**Выбранный фрагмент:**
◆ ◆ ◆ ◆ ◆
В целом мне везло, я не испытывал этого чувства. Когда я пришел на МиГ, я был самым младшим, так что конкурировать мне было не с кем. Поэтому я тянулся за старшими, чтобы не отставать от них. А когда после меня пришли молодые, я был уже достаточно зрелым и опытным, чтобы считать, что завтра они начнут со мной соревноваться.
Конкурировал я в основном с самим собой. Когда я понимал, что «врезал махаря»: мог сделать лучше, но не получилось, — это меня больше всего мотивировало.
— Как летчик-испытатель готовится к полету?
— По любому самолету есть программа летных испытаний. Ее рассматривает специальный орган — методический совет, совет мудрейших. На ее основании летчику дают задание на полет: что нужно сделать, в каких условиях, как пилотировать самолет, чтобы «снять» ту или иную характеристику и т. д. Летчик прорабатывает это задание в уме и, если у него возникают вопросы, обсуждает их с испытательной бригадой. В результате он оптимизирует идеи, действия, проникается духом полета. Все, что он должен делать во время испытания, он прокручивает в голове: как, в каком месте, в какое время нужно шевелить рулями, что нужно делать с оборудованием кабины и т. д. Если он что-то забыл: особенности конструкции самолета, алгоритмов системы управления — он все вспоминает. Если потом, во время реального полета, что-то отклоняется от идеальной модели, которая складывалась у него в воображении, он обсуждает это на разборе полетов.
— Изменился ли ход испытаний с появлением новых технологий?
— Современные технологии ускоряют проведение летных испытаний и значительно повышают их безопасность. Когда я только начинал работать, если что-то шло не так, все долго искали ошибку, потом долго ее устраняли. На это уходили месяцы. Затем, чтобы убедиться, что все работает, нужно было выполнить полет. Сегодня все, конечно, не так. Любые изменения вносить гораздо проще. Сейчас есть так называемые железные птицы, или испытательные стенды — нелетающие самолеты, собранные из «живых» агрегатов, вычислителей и математической модели летательного аппарата. На них можно все испытать, прежде чем привносить на самолет и выполнять полет. Летчик, после того как тысячу раз «прокатает» все на стенде, отлично знает самолет, понимает, что должно происходить в разных условиях и как нужно реагировать на опасные ситуации.
◆ ◆ ◆ ◆ ◆
**Собранные данные:**
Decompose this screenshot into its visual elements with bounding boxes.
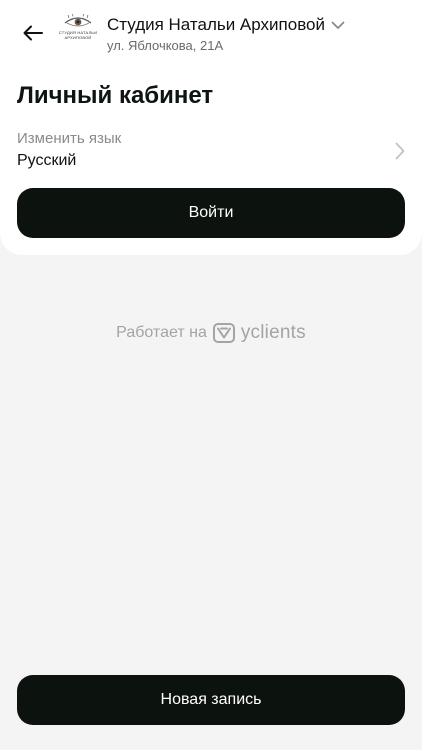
◆ ◆ ◆ ◆ ◆
**Условия задания:**
- a) Перечислите, из чего, согласно фрагменту о работе летчика-испытателя, собраны испытательные стенды.
- b) Ответьте на вопросы по фрагменту о работе летчика-испытателя:
(i) Какой орган рассматривает программу летных испытаний?
(ii) Сколько времени раньше уходило на поиск и устранение ошибки?
(iii) С кем рассказчик конкурировал в основном?
- c) Изложите фрагмент о работе летчика-испытателя в трех предложениях.
Данные для этой работы не нужны.

**Ответы к заданию:**
- a) «Живые» агрегаты, вычислители и математическая модель летательного аппарата.

- b)
(i) Методический совет, совет мудрейших.
(ii) Месяцы.
(iii) С самим собой.

- c) Рассказчик конкурировал в основном с самим собой, и больше всего его мотивировали полеты, которые можно было выполнить лучше. Перед полетом летчик получает задание, составленное на основе программы летных испытаний, прорабатывает его в уме и обсуждает возникшие вопросы с испытательной бригадой. Современные технологии, в том числе испытательные стенды, ускоряют летные испытания и значительно повышают их безопасность.